[Figure dataset records]
** Start **
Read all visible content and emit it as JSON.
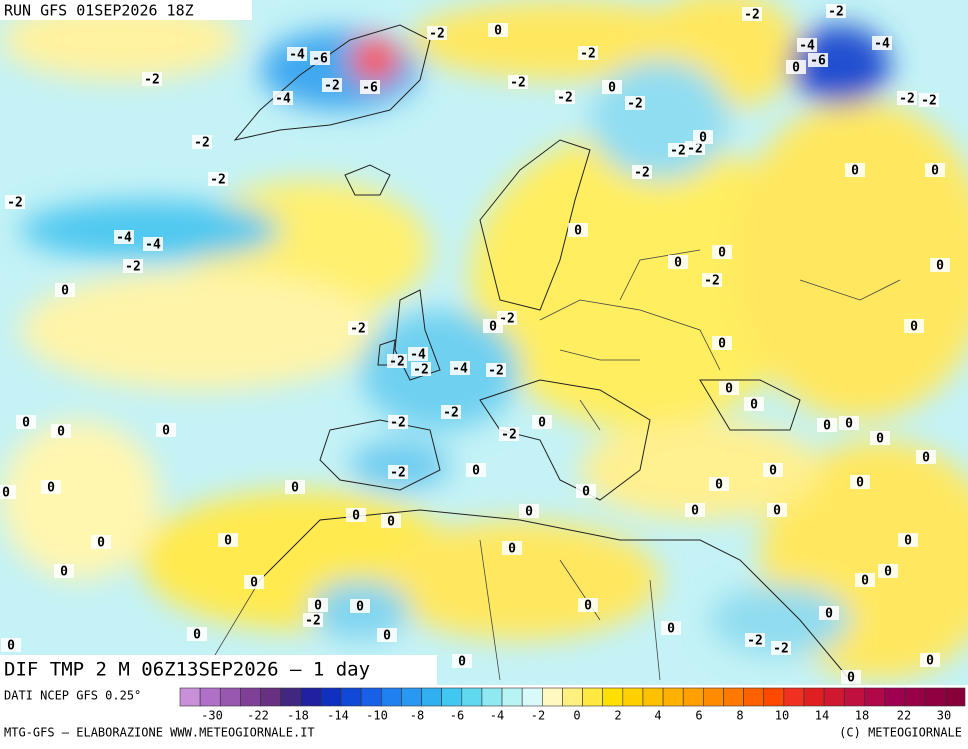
{
  "header": {
    "run": "RUN GFS 01SEP2026 18Z"
  },
  "map": {
    "title": "DIF TMP 2 M 06Z13SEP2026 — 1 day",
    "contour_labels": [
      -2,
      0,
      -2,
      -2,
      -2,
      -4,
      -6,
      -4,
      -4,
      -6,
      0,
      -2,
      -2,
      -6,
      -4,
      -2,
      -2,
      0,
      -2,
      -2,
      -2,
      -2,
      -2,
      -2,
      0,
      -2,
      -2,
      0,
      0,
      -2,
      0,
      -4,
      -4,
      -2,
      0,
      0,
      -2,
      0,
      0,
      -2,
      0,
      -2,
      0,
      0,
      -4,
      -2,
      -2,
      -4,
      -2,
      0,
      0,
      -2,
      -2,
      0,
      0,
      0,
      0,
      -2,
      0,
      0,
      0,
      -2,
      0,
      0,
      0,
      0,
      0,
      0,
      0,
      0,
      0,
      0,
      0,
      0,
      0,
      0,
      0,
      0,
      0,
      0,
      0,
      0,
      0,
      0,
      0,
      0,
      0,
      0,
      -2,
      0,
      0,
      0,
      -2,
      -2,
      0,
      0,
      0,
      0
    ]
  },
  "legend": {
    "source": "DATI NCEP GFS 0.25°",
    "palette": [
      "#c890d8",
      "#b070c8",
      "#9858b0",
      "#804098",
      "#683080",
      "#402880",
      "#2020a0",
      "#1030c0",
      "#1048d8",
      "#1860e8",
      "#2080f0",
      "#2898f0",
      "#30b0f0",
      "#40c8f0",
      "#60d8f0",
      "#90e8f0",
      "#b8f4f4",
      "#d8fafa",
      "#fff8c0",
      "#fff080",
      "#ffe840",
      "#ffe000",
      "#ffd000",
      "#ffc000",
      "#ffb000",
      "#ffa000",
      "#ff8c00",
      "#ff7800",
      "#ff6000",
      "#ff4800",
      "#f03020",
      "#e02020",
      "#d01830",
      "#c01040",
      "#b00848",
      "#a00050",
      "#980048",
      "#900040",
      "#880038"
    ],
    "ticks": [
      -30,
      -22,
      -18,
      -14,
      -10,
      -8,
      -6,
      -4,
      -2,
      0,
      2,
      4,
      6,
      8,
      10,
      14,
      18,
      22,
      30
    ]
  },
  "footer": {
    "left": "MTG-GFS — ELABORAZIONE WWW.METEOGIORNALE.IT",
    "right": "(C) METEOGIORNALE"
  }
}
** End **
§ PROBLEM DESCRIPTION
Where a line of the data holds "METEOGIORNALE", show that line.

§ THE RESULT
    "left": "MTG-GFS — ELABORAZIONE WWW.METEOGIORNALE.IT",
    "right": "(C) METEOGIORNALE"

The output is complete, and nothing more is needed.